• **EXCERPT PROVIDED**:
# # # # #

As filed with the Securities and Exchange Commission on July 30, 2015

 

Registration No. 333-_____

UNITED STATES

SECURITIES AND EXCHANGE COMMISSION

Washington, D.C. 20549

 

FORM S-8

 

REGISTRATION STATEMENT UNDER THE SECURITIES ACT OF 1933

 

 

 

GARMIN LTD.

(Exact name of registrant as specified in its charter)

 

Switzerland 98-0229227
(State or other jurisdiction of (I.R.S. Employer
incorporation or organization) Identification No.)

 

Mühlentalstrasse 2
8200 Schaffhausen
Switzerland
N/A
(Address of principal executive offices) (Zip Code)

 

Garmin Ltd. Employee Stock Purchase Plan, as Amended and Restated on June 5, 2015

(Full title of the plan)

 

 

 

Andrew R. Etkind, Esq.

c/o Garmin International, Inc.

1200 East 151st Street

Olathe, Kansas 66062

(Name and address of agent for service)

 

(913) 397-8200

(Telephone number, including area code, of agent for service)

# # # # #

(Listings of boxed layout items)

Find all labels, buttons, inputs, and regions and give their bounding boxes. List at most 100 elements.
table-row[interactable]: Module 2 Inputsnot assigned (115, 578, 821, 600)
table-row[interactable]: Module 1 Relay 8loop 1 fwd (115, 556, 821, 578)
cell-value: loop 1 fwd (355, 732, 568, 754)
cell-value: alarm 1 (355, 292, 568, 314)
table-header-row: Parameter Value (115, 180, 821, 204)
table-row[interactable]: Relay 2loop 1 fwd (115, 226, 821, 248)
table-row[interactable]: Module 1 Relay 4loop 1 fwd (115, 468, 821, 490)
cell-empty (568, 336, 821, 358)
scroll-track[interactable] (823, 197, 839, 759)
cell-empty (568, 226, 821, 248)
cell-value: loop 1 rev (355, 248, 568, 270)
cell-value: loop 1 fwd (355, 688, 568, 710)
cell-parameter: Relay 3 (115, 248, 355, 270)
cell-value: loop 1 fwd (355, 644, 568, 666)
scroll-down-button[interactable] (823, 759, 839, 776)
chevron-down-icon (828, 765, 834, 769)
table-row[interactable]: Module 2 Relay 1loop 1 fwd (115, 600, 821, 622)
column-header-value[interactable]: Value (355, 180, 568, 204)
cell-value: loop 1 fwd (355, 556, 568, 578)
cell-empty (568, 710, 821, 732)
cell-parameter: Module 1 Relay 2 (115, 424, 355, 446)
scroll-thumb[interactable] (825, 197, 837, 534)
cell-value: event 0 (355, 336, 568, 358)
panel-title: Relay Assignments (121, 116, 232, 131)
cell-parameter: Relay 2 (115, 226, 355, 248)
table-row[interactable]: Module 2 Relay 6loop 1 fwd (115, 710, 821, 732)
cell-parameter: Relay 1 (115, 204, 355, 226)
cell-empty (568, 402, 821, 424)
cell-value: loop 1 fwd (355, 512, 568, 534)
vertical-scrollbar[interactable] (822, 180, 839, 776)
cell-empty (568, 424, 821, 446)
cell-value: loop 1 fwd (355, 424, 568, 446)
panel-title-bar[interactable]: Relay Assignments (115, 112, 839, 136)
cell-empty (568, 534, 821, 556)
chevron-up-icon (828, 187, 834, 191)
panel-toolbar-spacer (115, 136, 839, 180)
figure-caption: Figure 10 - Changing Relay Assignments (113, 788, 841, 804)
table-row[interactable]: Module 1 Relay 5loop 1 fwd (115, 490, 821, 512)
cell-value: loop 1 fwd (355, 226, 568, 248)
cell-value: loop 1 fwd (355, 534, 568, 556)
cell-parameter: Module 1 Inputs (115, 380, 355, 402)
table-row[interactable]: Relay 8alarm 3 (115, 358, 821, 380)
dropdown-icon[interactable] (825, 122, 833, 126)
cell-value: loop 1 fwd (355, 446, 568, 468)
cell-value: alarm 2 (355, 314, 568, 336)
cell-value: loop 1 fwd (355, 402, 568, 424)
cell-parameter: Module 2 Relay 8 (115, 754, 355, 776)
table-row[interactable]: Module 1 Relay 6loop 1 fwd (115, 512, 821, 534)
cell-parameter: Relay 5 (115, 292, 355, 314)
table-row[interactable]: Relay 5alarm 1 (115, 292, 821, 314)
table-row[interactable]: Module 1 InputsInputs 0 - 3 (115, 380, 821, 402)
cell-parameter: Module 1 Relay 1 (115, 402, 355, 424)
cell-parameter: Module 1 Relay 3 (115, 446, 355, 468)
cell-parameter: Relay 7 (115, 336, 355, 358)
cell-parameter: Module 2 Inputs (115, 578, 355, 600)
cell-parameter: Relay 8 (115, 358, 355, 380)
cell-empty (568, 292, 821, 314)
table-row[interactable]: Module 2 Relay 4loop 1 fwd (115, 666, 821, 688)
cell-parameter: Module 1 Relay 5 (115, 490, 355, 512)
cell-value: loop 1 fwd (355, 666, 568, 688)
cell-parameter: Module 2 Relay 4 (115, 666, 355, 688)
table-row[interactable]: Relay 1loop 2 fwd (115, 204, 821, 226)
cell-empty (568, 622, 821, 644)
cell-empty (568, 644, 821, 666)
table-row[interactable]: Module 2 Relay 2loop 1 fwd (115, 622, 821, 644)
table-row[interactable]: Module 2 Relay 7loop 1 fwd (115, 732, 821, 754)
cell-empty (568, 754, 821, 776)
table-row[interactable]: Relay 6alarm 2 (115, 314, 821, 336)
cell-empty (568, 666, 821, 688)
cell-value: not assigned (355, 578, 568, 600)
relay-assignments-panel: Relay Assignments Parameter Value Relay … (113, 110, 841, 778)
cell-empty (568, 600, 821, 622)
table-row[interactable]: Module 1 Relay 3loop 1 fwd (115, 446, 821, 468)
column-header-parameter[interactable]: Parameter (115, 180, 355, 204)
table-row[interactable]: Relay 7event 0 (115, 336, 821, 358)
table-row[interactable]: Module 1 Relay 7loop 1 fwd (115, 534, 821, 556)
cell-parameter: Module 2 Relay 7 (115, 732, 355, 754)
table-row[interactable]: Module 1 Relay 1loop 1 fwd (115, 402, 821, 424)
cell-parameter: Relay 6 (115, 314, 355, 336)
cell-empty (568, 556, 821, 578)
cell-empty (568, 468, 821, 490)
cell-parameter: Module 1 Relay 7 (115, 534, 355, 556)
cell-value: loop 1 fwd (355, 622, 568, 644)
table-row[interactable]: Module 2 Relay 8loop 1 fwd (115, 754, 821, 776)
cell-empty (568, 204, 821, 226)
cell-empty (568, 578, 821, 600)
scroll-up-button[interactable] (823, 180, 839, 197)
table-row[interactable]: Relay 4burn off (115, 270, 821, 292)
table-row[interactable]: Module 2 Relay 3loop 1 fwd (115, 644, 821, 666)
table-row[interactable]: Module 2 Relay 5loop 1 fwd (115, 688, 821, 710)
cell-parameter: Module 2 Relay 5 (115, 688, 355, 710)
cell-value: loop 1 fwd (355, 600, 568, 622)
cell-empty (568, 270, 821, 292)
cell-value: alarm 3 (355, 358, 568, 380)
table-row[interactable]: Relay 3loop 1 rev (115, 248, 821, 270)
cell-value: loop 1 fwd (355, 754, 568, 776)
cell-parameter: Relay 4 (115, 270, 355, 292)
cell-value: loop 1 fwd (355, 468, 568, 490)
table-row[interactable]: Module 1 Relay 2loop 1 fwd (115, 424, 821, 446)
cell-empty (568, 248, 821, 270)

# # # # #

Write out the entire Form S-8 registration statement cover page word for word.

As filed with the Securities and Exchange Commission on July 30, 2015

 

Registration No. 333-_____

UNITED STATES

SECURITIES AND EXCHANGE COMMISSION

Washington, D.C. 20549

 

FORM S-8

 

REGISTRATION STATEMENT UNDER THE SECURITIES ACT OF 1933

 

 

 

GARMIN LTD.

(Exact name of registrant as specified in its charter)

 

Switzerland 98-0229227
(State or other jurisdiction of (I.R.S. Employer
incorporation or organization) Identification No.)

 

Mühlentalstrasse 2
8200 Schaffhausen
Switzerland
N/A
(Address of principal executive offices) (Zip Code)

 

Garmin Ltd. Employee Stock Purchase Plan, as Amended and Restated on June 5, 2015

(Full title of the plan)

 

 

 

Andrew R. Etkind, Esq.

c/o Garmin International, Inc.

1200 East 151st Street

Olathe, Kansas 66062

(Name and address of agent for service)

 

(913) 397-8200

(Telephone number, including area code, of agent for service)